→ **Text passage**:
:::
The Serine Protease Plasmin Triggers Expression of the CC-Chemokine Ligand 20 in Dendritic Cells via Akt/NF-κB-Dependent Pathways

Institute of Pharmacology of Natural Products and Clinical Pharmacology, Universitat Ulm, Helmholtzstraβe 20, 89081 Ulm, Germany

Received 16 March 2012; Accepted 1 June 2012

Academic Editor: Lindsey A. Miles

Copyright © 2012 Xuehua Li et al. This is an open access article distributed under the Creative Commons Attribution License, which permits unrestricted use, distribution, and reproduction in any medium, provided the original work is properly cited.

Abstract

The number of dendritic cells is increased in advanced atherosclerotic lesions. In addition, plasmin, which might stimulate dendritic cells, is generated in atherosclerotic lesions. Here, we investigated cytokine and chemokine induction by plasmin in human dendritic cells. In human atherosclerotic vessel sections, plasmin colocalized with dendritic cells and the CC-chemokine ligand 20 (CCL20, MIP-3α), which is important for homing of lymphocytes and dendritic cells to sites of inflammation. Stimulation of human dendritic cells with plasmin, but not with catalytically inactivated plasmin, induced transcriptional regulation of CCL20. By contrast, proinflammatory cytokines such as TNF-α, IL-1α, and IL-1β were not induced. The plasmin-mediated CCL20 expression was preceded by activation of Akt and MAP kinases followed by activation of the transcription factor NF-κB as shown by phosphorylation of its inhibitor IκBα, by nuclear localization of p65, its phosphorylation, and binding to NF-κB consensus sequences. The plasmin-induced CCL20 expression was dependent on Akt- and ERK1/2-mediated phosphorylation of IκBα on Ser32/36 and of p65 on Ser276, whereas p38 MAPK appeared to be dispensable. Thus, plasmin triggers release of the chemokine CCL20 from dendritic cells, which might facilitate accumulation of CCR6+ immune cells in areas of plasmin generation such as inflamed tissues including atherosclerotic lesions.
:::
[Entries drawn from a collection]

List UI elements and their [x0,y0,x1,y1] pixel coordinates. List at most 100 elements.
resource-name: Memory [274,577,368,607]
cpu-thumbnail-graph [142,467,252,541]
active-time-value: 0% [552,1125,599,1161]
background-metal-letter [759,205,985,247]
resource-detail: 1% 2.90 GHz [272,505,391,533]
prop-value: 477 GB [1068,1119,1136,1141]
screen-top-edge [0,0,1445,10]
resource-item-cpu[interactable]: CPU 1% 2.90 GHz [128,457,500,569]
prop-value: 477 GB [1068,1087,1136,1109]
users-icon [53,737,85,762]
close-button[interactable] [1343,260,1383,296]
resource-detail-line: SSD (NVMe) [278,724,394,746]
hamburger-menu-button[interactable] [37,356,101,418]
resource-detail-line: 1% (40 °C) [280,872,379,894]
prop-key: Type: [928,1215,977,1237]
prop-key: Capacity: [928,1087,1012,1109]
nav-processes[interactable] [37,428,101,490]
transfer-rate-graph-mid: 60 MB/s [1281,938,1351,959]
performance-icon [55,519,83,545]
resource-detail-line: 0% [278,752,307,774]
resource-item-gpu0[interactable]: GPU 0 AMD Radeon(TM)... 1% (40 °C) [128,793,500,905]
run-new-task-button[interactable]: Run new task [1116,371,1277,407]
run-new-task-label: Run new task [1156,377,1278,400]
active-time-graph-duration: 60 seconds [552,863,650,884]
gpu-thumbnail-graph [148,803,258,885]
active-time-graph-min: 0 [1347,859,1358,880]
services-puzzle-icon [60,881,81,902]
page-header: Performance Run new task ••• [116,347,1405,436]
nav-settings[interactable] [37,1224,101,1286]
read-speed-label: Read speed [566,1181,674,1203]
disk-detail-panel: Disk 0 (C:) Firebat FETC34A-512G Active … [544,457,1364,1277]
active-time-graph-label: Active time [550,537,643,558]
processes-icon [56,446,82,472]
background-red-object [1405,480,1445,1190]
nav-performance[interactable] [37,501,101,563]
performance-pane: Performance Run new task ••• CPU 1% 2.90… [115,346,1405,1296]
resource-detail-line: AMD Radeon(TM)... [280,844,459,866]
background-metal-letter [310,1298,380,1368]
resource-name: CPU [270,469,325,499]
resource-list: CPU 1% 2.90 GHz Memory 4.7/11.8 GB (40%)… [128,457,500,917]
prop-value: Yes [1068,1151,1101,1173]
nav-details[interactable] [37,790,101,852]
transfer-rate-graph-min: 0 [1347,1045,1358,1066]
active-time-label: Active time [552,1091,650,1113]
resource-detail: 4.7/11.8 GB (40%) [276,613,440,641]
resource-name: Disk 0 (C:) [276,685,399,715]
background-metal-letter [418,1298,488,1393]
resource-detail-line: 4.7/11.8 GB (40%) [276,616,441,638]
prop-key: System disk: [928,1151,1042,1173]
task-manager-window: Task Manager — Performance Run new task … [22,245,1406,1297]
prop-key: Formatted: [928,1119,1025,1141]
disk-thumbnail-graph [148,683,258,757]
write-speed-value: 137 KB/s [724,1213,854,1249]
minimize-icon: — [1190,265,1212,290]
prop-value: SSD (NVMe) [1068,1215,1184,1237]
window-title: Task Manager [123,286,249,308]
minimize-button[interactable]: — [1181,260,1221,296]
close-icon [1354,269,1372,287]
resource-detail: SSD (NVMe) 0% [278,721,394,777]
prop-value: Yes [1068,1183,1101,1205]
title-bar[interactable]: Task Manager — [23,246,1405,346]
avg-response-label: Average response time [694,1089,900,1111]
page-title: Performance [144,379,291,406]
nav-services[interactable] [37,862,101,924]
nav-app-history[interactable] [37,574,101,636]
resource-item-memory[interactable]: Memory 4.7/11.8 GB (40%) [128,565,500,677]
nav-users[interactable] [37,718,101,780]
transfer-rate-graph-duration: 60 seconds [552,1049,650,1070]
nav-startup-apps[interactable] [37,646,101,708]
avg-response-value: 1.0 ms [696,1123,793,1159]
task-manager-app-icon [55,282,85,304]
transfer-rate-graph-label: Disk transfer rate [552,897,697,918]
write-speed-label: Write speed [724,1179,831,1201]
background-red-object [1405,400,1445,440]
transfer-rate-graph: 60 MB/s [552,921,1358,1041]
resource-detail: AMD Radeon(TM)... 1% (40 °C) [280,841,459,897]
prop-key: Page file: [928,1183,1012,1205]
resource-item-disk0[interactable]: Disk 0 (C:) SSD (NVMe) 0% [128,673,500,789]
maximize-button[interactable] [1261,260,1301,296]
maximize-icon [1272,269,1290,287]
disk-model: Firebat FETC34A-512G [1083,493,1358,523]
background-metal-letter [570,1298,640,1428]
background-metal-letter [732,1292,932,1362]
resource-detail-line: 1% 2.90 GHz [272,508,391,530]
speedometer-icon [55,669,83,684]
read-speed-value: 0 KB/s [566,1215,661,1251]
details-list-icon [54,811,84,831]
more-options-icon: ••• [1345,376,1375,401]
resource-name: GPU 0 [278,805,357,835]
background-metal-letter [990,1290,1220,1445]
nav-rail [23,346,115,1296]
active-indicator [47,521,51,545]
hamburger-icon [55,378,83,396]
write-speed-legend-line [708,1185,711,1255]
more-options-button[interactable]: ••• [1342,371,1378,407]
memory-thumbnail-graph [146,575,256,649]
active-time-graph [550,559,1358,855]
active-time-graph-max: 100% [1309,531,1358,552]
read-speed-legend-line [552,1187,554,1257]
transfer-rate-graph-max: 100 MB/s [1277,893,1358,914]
:::
→ **Action item**: Using the abstract, please explain why the researchers studied the effect of plasmin on human dendritic cells.

→ **Exercise response**: The abstract notes that dendritic cells are more numerous in advanced atherosclerotic lesions and that plasmin, which might stimulate dendritic cells, is generated in those lesions. The researchers therefore investigated which cytokines and chemokines plasmin induces in human dendritic cells.